_What is asked_
Output all of the records exactly as written.

>> begin Supplied information

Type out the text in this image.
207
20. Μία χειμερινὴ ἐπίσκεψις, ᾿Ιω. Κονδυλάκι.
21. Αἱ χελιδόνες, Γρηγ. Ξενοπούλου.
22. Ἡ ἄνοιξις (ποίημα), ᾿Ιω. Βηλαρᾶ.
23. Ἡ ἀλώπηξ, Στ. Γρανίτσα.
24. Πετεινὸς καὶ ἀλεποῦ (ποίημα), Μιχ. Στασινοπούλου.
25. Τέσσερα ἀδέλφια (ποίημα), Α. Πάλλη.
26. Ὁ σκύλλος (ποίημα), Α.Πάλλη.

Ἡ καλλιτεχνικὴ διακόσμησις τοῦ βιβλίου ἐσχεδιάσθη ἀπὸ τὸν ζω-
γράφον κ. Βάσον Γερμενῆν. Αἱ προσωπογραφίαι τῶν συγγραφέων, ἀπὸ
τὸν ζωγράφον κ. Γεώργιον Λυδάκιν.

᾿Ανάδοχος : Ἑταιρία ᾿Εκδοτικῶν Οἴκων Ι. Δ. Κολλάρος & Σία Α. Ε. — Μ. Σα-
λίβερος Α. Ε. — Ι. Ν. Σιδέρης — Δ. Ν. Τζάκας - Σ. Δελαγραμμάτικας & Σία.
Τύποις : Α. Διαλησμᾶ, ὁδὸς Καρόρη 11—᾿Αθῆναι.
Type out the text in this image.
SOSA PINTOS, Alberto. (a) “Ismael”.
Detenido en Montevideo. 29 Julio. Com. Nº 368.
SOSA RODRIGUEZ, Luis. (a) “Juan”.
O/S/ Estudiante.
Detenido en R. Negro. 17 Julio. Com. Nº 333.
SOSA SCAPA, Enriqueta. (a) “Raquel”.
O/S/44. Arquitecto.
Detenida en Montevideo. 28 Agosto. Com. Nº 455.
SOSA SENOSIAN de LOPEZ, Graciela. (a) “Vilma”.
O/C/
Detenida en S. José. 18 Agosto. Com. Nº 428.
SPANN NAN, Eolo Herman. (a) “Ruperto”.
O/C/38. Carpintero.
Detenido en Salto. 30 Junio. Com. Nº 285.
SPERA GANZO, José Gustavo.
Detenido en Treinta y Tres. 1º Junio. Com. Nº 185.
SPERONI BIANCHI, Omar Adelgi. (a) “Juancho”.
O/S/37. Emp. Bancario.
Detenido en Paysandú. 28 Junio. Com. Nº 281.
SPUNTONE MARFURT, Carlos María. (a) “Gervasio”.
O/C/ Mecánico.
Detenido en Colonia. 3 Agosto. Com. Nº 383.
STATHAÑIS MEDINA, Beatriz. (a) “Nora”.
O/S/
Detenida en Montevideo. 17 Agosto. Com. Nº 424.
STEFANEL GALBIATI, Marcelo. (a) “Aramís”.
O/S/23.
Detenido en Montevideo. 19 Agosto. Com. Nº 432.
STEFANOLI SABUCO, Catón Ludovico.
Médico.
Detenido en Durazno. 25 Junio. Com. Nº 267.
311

>> end Supplied information

_Solution for this exercise_
Type out the text in this image.
207
20. Μία χειμερινὴ ἐπίσκεψις, ᾿Ιω. Κονδυλάκι.
21. Αἱ χελιδόνες, Γρηγ. Ξενοπούλου.
22. Ἡ ἄνοιξις (ποίημα), ᾿Ιω. Βηλαρᾶ.
23. Ἡ ἀλώπηξ, Στ. Γρανίτσα.
24. Πετεινὸς καὶ ἀλεποῦ (ποίημα), Μιχ. Στασινοπούλου.
25. Τέσσερα ἀδέλφια (ποίημα), Α. Πάλλη.
26. Ὁ σκύλλος (ποίημα), Α.Πάλλη.

Ἡ καλλιτεχνικὴ διακόσμησις τοῦ βιβλίου ἐσχεδιάσθη ἀπὸ τὸν ζω-
γράφον κ. Βάσον Γερμενῆν. Αἱ προσωπογραφίαι τῶν συγγραφέων, ἀπὸ
τὸν ζωγράφον κ. Γεώργιον Λυδάκιν.

᾿Ανάδοχος : Ἑταιρία ᾿Εκδοτικῶν Οἴκων Ι. Δ. Κολλάρος & Σία Α. Ε. — Μ. Σα-
λίβερος Α. Ε. — Ι. Ν. Σιδέρης — Δ. Ν. Τζάκας - Σ. Δελαγραμμάτικας & Σία.
Τύποις : Α. Διαλησμᾶ, ὁδὸς Καρόρη 11—᾿Αθῆναι.
Type out the text in this image.
SOSA PINTOS, Alberto. (a) “Ismael”.
Detenido en Montevideo. 29 Julio. Com. Nº 368.
SOSA RODRIGUEZ, Luis. (a) “Juan”.
O/S/ Estudiante.
Detenido en R. Negro. 17 Julio. Com. Nº 333.
SOSA SCAPA, Enriqueta. (a) “Raquel”.
O/S/44. Arquitecto.
Detenida en Montevideo. 28 Agosto. Com. Nº 455.
SOSA SENOSIAN de LOPEZ, Graciela. (a) “Vilma”.
O/C/
Detenida en S. José. 18 Agosto. Com. Nº 428.
SPANN NAN, Eolo Herman. (a) “Ruperto”.
O/C/38. Carpintero.
Detenido en Salto. 30 Junio. Com. Nº 285.
SPERA GANZO, José Gustavo.
Detenido en Treinta y Tres. 1º Junio. Com. Nº 185.
SPERONI BIANCHI, Omar Adelgi. (a) “Juancho”.
O/S/37. Emp. Bancario.
Detenido en Paysandú. 28 Junio. Com. Nº 281.
SPUNTONE MARFURT, Carlos María. (a) “Gervasio”.
O/C/ Mecánico.
Detenido en Colonia. 3 Agosto. Com. Nº 383.
STATHAÑIS MEDINA, Beatriz. (a) “Nora”.
O/S/
Detenida en Montevideo. 17 Agosto. Com. Nº 424.
STEFANEL GALBIATI, Marcelo. (a) “Aramís”.
O/S/23.
Detenido en Montevideo. 19 Agosto. Com. Nº 432.
STEFANOLI SABUCO, Catón Ludovico.
Médico.
Detenido en Durazno. 25 Junio. Com. Nº 267.
311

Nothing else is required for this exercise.